*Problem*:
Both the line containing "Serialize everything readable" and the line containing "Extract the structured" belong in the answer, along with every line between them; print exactly those.

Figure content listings
-.-.-
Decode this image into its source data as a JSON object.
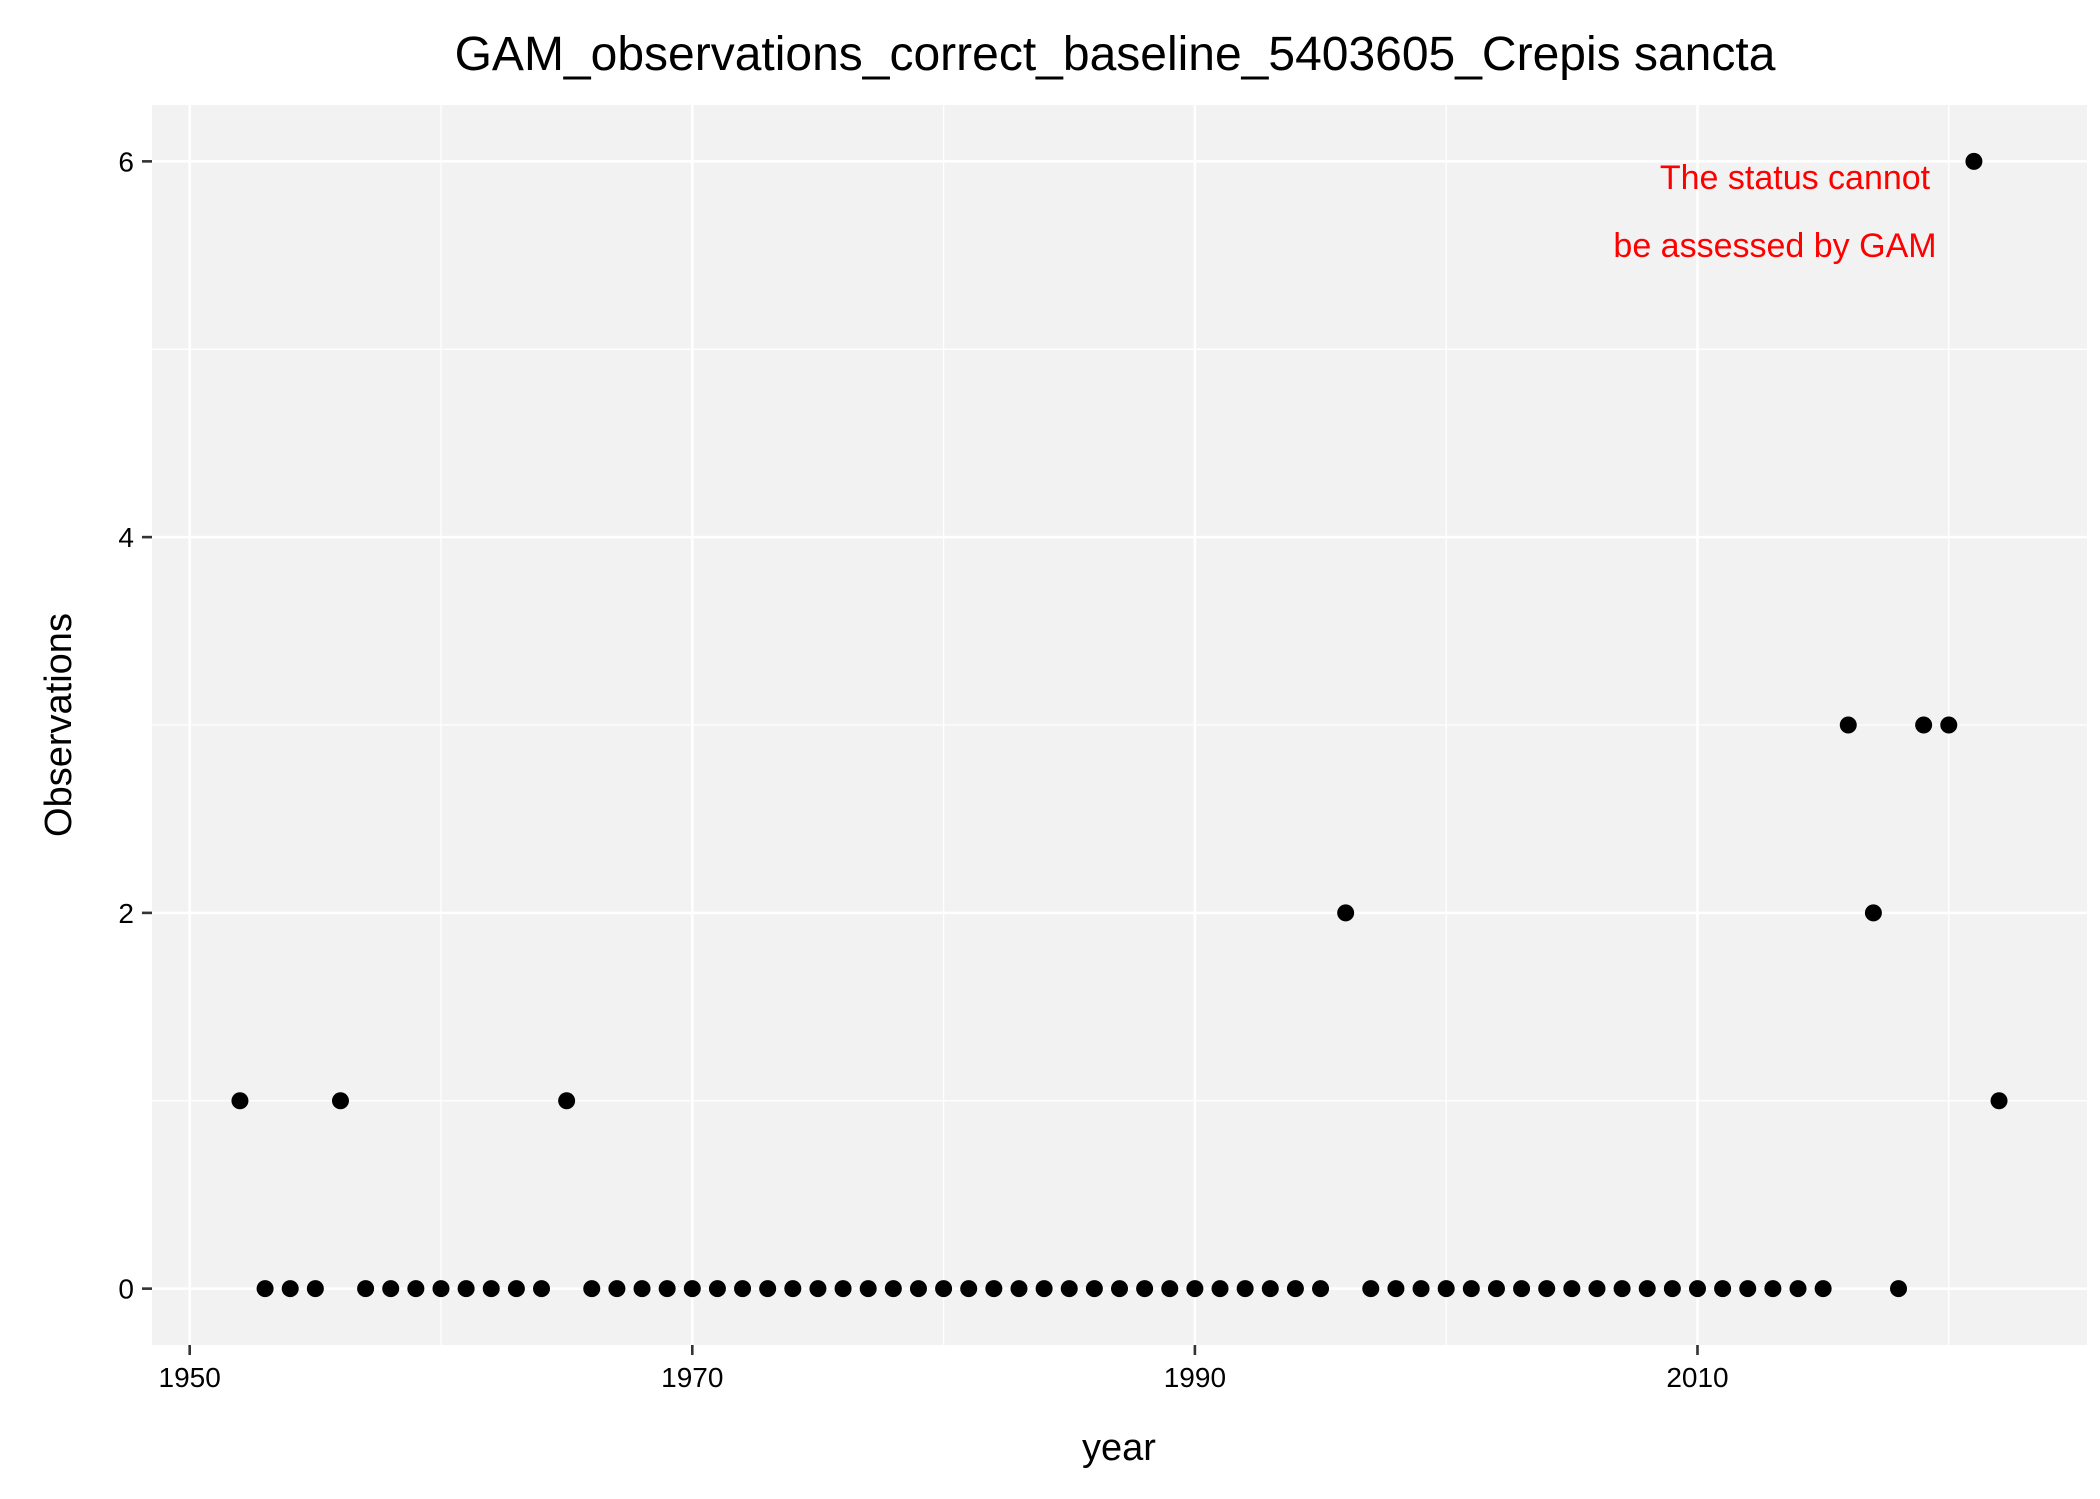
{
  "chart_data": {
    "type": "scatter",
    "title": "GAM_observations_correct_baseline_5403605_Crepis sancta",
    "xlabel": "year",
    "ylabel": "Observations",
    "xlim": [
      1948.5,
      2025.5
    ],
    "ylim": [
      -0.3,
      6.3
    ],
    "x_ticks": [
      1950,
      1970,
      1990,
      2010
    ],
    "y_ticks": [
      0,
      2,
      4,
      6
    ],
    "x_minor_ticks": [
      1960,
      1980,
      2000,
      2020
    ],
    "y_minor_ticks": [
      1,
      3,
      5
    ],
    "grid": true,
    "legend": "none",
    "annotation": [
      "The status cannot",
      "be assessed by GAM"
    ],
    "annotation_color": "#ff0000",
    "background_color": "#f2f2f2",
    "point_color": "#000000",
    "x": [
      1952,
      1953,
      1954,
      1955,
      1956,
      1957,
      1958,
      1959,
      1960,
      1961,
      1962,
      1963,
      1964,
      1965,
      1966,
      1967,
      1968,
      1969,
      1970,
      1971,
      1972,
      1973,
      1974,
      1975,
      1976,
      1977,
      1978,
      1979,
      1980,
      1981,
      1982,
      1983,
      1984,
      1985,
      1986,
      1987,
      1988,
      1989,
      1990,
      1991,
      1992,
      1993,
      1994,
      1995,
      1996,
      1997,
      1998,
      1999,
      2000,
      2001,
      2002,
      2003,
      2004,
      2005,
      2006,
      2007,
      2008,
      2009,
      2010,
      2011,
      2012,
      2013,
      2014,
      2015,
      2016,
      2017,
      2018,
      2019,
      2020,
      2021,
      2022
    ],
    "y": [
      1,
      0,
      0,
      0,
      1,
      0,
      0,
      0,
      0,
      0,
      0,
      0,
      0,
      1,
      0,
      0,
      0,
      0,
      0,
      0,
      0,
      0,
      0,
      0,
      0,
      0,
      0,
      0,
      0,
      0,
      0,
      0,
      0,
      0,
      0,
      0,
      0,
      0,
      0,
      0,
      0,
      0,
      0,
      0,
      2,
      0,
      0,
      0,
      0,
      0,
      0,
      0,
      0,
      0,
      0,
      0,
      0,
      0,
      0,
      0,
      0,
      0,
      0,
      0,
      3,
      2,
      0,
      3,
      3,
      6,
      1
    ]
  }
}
-.-.-
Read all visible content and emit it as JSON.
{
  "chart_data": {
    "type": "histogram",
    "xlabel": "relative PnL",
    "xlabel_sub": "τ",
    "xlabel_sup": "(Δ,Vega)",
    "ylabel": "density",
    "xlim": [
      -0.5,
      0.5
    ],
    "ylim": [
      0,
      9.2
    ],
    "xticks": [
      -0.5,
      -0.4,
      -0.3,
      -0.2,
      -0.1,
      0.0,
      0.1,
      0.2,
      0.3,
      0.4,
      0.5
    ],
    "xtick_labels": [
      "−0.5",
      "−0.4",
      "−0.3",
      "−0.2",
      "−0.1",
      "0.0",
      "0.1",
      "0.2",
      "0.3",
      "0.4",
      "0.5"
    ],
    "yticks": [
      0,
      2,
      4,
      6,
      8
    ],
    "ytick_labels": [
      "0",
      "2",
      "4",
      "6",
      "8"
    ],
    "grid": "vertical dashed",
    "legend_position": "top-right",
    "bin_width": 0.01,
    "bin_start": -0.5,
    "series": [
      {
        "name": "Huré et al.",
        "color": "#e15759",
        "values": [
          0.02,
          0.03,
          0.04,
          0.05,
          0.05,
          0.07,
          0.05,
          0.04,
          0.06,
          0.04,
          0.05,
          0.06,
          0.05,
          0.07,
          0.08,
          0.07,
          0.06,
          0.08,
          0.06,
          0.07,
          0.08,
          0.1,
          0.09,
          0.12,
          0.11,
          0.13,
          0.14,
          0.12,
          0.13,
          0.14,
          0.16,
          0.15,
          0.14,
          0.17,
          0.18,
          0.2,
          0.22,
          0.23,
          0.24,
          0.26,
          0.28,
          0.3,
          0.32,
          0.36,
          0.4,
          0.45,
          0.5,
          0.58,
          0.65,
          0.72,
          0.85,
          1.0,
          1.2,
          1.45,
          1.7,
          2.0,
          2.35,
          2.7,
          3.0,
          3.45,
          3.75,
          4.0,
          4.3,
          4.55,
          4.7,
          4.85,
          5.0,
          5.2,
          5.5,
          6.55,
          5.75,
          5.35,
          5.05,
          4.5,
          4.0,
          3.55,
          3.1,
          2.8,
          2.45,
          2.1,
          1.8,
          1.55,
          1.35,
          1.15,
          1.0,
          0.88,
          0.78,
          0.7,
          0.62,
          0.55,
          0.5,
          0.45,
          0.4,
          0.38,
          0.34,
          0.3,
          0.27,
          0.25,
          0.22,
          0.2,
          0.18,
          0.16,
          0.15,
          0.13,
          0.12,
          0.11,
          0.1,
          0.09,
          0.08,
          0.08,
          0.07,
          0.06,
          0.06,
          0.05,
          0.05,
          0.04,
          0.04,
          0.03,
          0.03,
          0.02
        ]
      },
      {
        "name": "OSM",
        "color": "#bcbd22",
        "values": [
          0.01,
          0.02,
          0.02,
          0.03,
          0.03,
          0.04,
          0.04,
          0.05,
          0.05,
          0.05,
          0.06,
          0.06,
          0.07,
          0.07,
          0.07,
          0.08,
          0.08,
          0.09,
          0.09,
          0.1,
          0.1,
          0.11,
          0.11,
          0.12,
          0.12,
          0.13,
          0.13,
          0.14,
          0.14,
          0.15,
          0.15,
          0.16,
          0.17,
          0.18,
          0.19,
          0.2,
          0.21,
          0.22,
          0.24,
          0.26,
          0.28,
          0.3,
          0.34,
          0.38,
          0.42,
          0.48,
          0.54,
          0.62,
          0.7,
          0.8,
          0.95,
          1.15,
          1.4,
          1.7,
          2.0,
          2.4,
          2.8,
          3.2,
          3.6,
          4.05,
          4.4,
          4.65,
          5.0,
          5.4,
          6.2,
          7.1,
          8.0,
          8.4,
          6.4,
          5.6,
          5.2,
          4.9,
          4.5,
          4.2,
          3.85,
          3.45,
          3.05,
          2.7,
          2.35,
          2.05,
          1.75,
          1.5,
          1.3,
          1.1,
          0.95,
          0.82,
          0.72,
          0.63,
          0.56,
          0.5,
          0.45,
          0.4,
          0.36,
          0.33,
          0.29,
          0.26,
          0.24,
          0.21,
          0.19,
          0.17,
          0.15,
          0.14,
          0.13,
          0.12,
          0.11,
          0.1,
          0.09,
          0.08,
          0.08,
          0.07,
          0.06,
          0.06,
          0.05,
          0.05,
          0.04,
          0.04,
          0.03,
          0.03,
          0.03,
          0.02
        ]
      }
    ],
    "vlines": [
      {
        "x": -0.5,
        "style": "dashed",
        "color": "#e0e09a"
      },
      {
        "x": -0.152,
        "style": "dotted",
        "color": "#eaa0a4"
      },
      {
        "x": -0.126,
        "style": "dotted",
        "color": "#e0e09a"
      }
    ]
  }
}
-.-.-
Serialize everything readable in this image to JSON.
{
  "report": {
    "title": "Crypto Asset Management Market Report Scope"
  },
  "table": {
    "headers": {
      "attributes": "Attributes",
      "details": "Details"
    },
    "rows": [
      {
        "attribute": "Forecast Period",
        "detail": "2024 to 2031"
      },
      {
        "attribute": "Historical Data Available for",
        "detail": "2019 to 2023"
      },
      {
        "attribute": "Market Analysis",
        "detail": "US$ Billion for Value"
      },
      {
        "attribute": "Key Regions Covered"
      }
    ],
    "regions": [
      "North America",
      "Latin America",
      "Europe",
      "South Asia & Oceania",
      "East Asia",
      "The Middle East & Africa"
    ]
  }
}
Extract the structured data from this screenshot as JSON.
-.-.-
*Reply to the task*:
Serialize everything readable in this image to JSON.
{
  "report": {
    "title": "Crypto Asset Management Market Report Scope"
  },
  "table": {
    "headers": {
      "attributes": "Attributes",
      "details": "Details"
    },
    "rows": [
      {
        "attribute": "Forecast Period",
        "detail": "2024 to 2031"
      },
      {
        "attribute": "Historical Data Available for",
        "detail": "2019 to 2023"
      },
      {
        "attribute": "Market Analysis",
        "detail": "US$ Billion for Value"
      },
      {
        "attribute": "Key Regions Covered"
      }
    ],
    "regions": [
      "North America",
      "Latin America",
      "Europe",
      "South Asia & Oceania",
      "East Asia",
      "The Middle East & Africa"
    ]
  }
}
Extract the structured data from this screenshot as JSON.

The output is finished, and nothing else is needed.